### THE PROBLEM
Output every record word for word.
### RECORDS FOR THIS EXERCISE ###
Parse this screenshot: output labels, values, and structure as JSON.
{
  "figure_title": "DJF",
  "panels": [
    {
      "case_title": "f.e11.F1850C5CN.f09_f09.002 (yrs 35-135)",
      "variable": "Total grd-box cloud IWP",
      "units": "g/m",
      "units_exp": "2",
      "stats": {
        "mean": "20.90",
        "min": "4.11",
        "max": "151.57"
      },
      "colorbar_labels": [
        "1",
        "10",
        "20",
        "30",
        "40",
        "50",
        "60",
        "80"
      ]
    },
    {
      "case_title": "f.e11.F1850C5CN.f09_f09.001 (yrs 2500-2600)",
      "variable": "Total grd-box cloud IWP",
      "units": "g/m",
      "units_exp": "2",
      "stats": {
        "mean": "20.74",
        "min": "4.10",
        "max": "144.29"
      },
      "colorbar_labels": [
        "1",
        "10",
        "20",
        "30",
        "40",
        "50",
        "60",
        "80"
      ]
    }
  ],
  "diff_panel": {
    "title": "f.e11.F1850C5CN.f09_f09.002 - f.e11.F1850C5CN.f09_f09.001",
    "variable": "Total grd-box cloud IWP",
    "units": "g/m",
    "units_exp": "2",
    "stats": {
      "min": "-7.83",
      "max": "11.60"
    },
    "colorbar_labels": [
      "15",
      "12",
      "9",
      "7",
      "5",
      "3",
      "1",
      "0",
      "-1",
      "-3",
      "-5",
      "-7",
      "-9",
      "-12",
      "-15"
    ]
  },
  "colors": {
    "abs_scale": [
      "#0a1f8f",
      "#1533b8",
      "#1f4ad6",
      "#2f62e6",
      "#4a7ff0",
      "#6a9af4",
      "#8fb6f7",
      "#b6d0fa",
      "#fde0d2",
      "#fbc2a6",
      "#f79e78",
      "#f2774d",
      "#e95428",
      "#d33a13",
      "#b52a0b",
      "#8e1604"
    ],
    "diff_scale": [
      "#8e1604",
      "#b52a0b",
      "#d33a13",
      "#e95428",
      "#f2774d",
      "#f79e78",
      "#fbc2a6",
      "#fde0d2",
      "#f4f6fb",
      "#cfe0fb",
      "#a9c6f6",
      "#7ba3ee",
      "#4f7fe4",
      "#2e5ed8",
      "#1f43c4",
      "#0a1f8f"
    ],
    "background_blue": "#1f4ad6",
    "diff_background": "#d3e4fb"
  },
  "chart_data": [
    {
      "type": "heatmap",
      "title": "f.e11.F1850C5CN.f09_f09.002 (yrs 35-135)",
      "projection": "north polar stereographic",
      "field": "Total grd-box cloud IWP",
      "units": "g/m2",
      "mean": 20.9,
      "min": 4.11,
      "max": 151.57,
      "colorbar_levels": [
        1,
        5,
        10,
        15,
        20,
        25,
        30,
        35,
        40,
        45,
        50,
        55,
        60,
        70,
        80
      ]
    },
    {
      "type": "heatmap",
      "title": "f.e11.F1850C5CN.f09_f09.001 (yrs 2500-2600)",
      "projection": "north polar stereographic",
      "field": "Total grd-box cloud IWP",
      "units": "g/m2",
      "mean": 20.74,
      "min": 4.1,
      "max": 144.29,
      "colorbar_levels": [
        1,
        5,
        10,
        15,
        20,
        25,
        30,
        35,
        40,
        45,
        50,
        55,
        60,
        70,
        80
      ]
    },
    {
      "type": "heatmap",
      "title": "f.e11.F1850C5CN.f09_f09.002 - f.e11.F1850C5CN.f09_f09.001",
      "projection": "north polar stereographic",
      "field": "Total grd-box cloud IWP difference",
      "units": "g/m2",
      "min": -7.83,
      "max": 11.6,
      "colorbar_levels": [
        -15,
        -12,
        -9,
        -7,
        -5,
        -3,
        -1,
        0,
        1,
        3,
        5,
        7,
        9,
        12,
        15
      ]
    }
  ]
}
###
### EXPECTED ANSWER
Parse this screenshot: output labels, values, and structure as JSON.
{
  "figure_title": "DJF",
  "panels": [
    {
      "case_title": "f.e11.F1850C5CN.f09_f09.002 (yrs 35-135)",
      "variable": "Total grd-box cloud IWP",
      "units": "g/m",
      "units_exp": "2",
      "stats": {
        "mean": "20.90",
        "min": "4.11",
        "max": "151.57"
      },
      "colorbar_labels": [
        "1",
        "10",
        "20",
        "30",
        "40",
        "50",
        "60",
        "80"
      ]
    },
    {
      "case_title": "f.e11.F1850C5CN.f09_f09.001 (yrs 2500-2600)",
      "variable": "Total grd-box cloud IWP",
      "units": "g/m",
      "units_exp": "2",
      "stats": {
        "mean": "20.74",
        "min": "4.10",
        "max": "144.29"
      },
      "colorbar_labels": [
        "1",
        "10",
        "20",
        "30",
        "40",
        "50",
        "60",
        "80"
      ]
    }
  ],
  "diff_panel": {
    "title": "f.e11.F1850C5CN.f09_f09.002 - f.e11.F1850C5CN.f09_f09.001",
    "variable": "Total grd-box cloud IWP",
    "units": "g/m",
    "units_exp": "2",
    "stats": {
      "min": "-7.83",
      "max": "11.60"
    },
    "colorbar_labels": [
      "15",
      "12",
      "9",
      "7",
      "5",
      "3",
      "1",
      "0",
      "-1",
      "-3",
      "-5",
      "-7",
      "-9",
      "-12",
      "-15"
    ]
  },
  "colors": {
    "abs_scale": [
      "#0a1f8f",
      "#1533b8",
      "#1f4ad6",
      "#2f62e6",
      "#4a7ff0",
      "#6a9af4",
      "#8fb6f7",
      "#b6d0fa",
      "#fde0d2",
      "#fbc2a6",
      "#f79e78",
      "#f2774d",
      "#e95428",
      "#d33a13",
      "#b52a0b",
      "#8e1604"
    ],
    "diff_scale": [
      "#8e1604",
      "#b52a0b",
      "#d33a13",
      "#e95428",
      "#f2774d",
      "#f79e78",
      "#fbc2a6",
      "#fde0d2",
      "#f4f6fb",
      "#cfe0fb",
      "#a9c6f6",
      "#7ba3ee",
      "#4f7fe4",
      "#2e5ed8",
      "#1f43c4",
      "#0a1f8f"
    ],
    "background_blue": "#1f4ad6",
    "diff_background": "#d3e4fb"
  },
  "chart_data": [
    {
      "type": "heatmap",
      "title": "f.e11.F1850C5CN.f09_f09.002 (yrs 35-135)",
      "projection": "north polar stereographic",
      "field": "Total grd-box cloud IWP",
      "units": "g/m2",
      "mean": 20.9,
      "min": 4.11,
      "max": 151.57,
      "colorbar_levels": [
        1,
        5,
        10,
        15,
        20,
        25,
        30,
        35,
        40,
        45,
        50,
        55,
        60,
        70,
        80
      ]
    },
    {
      "type": "heatmap",
      "title": "f.e11.F1850C5CN.f09_f09.001 (yrs 2500-2600)",
      "projection": "north polar stereographic",
      "field": "Total grd-box cloud IWP",
      "units": "g/m2",
      "mean": 20.74,
      "min": 4.1,
      "max": 144.29,
      "colorbar_levels": [
        1,
        5,
        10,
        15,
        20,
        25,
        30,
        35,
        40,
        45,
        50,
        55,
        60,
        70,
        80
      ]
    },
    {
      "type": "heatmap",
      "title": "f.e11.F1850C5CN.f09_f09.002 - f.e11.F1850C5CN.f09_f09.001",
      "projection": "north polar stereographic",
      "field": "Total grd-box cloud IWP difference",
      "units": "g/m2",
      "min": -7.83,
      "max": 11.6,
      "colorbar_levels": [
        -15,
        -12,
        -9,
        -7,
        -5,
        -3,
        -1,
        0,
        1,
        3,
        5,
        7,
        9,
        12,
        15
      ]
    }
  ]
}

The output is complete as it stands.